→ **DATASET RECORDS**
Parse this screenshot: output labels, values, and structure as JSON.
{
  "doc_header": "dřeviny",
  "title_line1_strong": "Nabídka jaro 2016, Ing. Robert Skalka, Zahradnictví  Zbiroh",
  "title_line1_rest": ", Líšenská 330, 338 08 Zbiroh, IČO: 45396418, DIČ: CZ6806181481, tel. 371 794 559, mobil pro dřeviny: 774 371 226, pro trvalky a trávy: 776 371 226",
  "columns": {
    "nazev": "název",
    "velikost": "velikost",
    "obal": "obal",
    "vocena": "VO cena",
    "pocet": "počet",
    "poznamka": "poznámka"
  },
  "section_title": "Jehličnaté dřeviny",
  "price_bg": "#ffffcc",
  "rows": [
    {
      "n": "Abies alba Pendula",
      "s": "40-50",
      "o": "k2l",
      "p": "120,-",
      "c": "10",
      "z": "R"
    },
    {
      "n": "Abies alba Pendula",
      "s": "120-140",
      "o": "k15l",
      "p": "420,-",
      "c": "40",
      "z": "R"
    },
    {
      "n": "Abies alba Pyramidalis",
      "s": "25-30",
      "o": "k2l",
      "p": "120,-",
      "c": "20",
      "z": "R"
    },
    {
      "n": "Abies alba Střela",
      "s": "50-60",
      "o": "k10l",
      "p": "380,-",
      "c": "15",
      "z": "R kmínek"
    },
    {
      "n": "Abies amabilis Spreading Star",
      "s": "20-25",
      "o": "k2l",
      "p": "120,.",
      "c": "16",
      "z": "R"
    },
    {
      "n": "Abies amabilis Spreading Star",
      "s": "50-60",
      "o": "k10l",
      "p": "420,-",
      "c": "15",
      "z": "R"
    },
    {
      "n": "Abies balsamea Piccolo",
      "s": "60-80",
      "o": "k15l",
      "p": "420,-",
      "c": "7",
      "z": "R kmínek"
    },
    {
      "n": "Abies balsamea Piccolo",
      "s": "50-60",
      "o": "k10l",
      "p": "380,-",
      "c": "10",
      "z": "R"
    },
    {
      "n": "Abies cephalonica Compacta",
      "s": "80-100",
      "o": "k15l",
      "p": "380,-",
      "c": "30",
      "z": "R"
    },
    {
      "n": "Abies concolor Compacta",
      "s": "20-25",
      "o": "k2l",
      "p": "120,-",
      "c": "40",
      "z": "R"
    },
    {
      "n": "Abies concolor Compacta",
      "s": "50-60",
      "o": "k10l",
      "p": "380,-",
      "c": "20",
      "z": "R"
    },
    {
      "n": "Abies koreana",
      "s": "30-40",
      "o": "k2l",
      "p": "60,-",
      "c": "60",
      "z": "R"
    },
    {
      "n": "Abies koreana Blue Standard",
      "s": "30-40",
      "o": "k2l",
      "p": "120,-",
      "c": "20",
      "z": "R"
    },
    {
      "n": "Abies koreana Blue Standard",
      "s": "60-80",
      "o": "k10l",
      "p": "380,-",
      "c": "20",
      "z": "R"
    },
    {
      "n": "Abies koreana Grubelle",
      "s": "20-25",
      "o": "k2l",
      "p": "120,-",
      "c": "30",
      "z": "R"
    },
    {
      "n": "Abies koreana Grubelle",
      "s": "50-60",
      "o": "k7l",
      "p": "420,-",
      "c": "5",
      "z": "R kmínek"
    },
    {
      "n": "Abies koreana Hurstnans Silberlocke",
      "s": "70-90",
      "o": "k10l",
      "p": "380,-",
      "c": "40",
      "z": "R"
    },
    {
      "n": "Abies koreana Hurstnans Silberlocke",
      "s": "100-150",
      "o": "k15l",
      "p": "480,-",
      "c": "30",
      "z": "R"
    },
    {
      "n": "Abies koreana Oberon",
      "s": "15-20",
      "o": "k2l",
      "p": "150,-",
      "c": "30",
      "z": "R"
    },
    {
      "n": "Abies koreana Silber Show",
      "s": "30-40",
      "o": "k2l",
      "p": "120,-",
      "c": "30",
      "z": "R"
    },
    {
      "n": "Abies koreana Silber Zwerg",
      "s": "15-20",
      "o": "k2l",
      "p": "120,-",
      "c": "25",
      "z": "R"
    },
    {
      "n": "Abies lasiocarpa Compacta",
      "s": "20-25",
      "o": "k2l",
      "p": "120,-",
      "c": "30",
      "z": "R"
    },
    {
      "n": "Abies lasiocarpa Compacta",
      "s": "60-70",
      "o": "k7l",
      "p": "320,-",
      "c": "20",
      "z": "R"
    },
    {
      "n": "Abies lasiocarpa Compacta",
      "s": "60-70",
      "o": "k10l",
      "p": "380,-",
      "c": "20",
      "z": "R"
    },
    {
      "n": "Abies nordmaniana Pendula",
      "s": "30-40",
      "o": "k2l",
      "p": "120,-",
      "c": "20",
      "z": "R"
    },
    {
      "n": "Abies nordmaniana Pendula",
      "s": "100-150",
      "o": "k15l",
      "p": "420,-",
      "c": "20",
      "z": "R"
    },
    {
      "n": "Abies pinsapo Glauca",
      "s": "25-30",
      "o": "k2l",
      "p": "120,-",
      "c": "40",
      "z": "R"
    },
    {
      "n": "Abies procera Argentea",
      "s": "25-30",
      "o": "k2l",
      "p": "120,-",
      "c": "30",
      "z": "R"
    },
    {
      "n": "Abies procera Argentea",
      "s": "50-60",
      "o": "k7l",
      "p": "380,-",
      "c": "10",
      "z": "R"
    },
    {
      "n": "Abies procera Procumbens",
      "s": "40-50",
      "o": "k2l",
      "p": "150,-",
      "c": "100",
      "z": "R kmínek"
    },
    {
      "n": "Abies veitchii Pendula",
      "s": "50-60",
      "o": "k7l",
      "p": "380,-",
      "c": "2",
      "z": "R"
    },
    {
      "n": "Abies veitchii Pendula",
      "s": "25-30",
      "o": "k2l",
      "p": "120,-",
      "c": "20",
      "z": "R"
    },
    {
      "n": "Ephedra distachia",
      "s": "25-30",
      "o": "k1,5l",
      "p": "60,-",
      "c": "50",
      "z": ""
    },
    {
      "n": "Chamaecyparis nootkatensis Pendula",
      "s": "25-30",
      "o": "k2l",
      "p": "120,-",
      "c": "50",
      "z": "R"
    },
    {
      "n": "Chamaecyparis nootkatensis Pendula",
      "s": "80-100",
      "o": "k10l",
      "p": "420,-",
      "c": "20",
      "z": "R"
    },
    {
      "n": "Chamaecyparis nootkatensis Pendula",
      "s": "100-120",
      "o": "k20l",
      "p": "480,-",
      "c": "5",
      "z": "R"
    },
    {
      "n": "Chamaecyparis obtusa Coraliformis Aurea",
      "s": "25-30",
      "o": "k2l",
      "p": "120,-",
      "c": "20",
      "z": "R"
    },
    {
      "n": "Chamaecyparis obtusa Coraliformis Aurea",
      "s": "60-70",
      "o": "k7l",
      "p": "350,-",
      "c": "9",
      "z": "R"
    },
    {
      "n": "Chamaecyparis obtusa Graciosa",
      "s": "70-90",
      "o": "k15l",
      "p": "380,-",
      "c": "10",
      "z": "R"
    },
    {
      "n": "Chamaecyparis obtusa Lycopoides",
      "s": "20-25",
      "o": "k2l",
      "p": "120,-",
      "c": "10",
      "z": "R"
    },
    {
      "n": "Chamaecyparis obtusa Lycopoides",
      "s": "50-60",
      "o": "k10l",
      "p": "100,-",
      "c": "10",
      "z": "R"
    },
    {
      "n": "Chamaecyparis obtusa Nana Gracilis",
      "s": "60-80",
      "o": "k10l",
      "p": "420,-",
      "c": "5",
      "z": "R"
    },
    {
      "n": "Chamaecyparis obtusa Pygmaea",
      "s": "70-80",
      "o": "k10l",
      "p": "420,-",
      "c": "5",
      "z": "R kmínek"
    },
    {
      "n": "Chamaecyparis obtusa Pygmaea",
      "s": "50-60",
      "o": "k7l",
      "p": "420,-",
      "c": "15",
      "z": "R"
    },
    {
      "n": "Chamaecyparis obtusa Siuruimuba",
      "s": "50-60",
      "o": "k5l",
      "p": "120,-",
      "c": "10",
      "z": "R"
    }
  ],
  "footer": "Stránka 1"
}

→ **REQUIREMENTS**
Filter the listing above for the string "dřeviny" and copy every matching line.

→ **THE RESPONSE**
  "doc_header": "dřeviny",
  "title_line1_rest": ", Líšenská 330, 338 08 Zbiroh, IČO: 45396418, DIČ: CZ6806181481, tel. 371 794 559, mobil pro dřeviny: 774 371 226, pro trvalky a trávy: 776 371 226",
  "section_title": "Jehličnaté dřeviny",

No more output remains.